SHORT PROBLEM
Copy every line that holds "title".

[Stored data]
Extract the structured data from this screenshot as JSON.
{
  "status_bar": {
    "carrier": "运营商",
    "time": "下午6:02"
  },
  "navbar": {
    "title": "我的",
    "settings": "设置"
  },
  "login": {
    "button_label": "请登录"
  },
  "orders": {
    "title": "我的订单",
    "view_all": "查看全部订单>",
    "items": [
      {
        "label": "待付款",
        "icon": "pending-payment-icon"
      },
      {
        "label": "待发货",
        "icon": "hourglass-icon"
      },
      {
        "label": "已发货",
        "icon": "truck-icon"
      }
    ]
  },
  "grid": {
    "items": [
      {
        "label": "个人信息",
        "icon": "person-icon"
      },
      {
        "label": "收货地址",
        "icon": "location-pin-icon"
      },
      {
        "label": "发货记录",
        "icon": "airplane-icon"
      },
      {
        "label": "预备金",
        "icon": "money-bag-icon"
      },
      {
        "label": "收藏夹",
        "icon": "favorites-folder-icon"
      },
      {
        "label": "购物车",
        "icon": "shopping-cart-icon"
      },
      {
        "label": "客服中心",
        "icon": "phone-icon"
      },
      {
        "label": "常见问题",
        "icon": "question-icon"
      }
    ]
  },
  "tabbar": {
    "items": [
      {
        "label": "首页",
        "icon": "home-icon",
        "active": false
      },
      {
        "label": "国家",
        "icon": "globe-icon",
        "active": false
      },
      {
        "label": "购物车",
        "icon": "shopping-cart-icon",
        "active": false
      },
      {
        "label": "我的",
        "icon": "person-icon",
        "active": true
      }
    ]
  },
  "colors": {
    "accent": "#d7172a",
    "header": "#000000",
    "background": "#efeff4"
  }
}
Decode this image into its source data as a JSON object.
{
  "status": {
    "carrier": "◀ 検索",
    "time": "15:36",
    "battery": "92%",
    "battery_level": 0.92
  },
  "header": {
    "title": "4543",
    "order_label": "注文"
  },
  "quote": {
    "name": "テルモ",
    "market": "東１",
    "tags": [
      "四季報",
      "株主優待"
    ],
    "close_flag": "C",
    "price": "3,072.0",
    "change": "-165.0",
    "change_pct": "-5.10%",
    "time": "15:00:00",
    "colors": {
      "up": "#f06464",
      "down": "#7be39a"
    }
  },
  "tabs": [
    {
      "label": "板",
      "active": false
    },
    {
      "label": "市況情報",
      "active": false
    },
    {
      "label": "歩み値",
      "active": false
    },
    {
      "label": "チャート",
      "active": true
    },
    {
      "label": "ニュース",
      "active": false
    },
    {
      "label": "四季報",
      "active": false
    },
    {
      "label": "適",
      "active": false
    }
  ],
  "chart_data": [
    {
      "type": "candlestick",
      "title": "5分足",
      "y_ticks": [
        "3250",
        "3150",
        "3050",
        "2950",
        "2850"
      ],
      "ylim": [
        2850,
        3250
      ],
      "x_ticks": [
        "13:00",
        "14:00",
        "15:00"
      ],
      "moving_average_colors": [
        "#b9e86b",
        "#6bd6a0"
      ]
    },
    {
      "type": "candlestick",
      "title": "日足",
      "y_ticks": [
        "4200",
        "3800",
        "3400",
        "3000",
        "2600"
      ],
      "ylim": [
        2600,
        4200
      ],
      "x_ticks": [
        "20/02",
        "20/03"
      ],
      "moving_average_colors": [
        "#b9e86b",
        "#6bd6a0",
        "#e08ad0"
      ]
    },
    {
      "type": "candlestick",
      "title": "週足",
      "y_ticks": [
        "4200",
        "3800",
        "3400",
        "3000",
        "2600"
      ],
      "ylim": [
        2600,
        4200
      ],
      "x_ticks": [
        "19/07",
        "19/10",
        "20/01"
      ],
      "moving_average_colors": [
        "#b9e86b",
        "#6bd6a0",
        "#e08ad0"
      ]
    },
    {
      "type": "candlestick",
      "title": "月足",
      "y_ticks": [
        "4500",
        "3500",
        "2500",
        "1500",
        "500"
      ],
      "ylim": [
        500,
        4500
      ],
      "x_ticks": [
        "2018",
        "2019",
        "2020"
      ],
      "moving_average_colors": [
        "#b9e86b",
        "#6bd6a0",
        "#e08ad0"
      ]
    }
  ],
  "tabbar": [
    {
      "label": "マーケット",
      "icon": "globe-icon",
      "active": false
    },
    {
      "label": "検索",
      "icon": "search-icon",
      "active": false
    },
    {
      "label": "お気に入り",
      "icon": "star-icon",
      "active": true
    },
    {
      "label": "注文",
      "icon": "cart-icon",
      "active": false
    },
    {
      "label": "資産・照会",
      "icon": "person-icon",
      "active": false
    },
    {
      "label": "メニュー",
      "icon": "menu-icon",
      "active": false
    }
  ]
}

TASK ANSWER
    "title": "我的",
    "title": "我的订单",
    "title": "4543",
      "title": "5分足",
      "title": "日足",
      "title": "週足",
      "title": "月足",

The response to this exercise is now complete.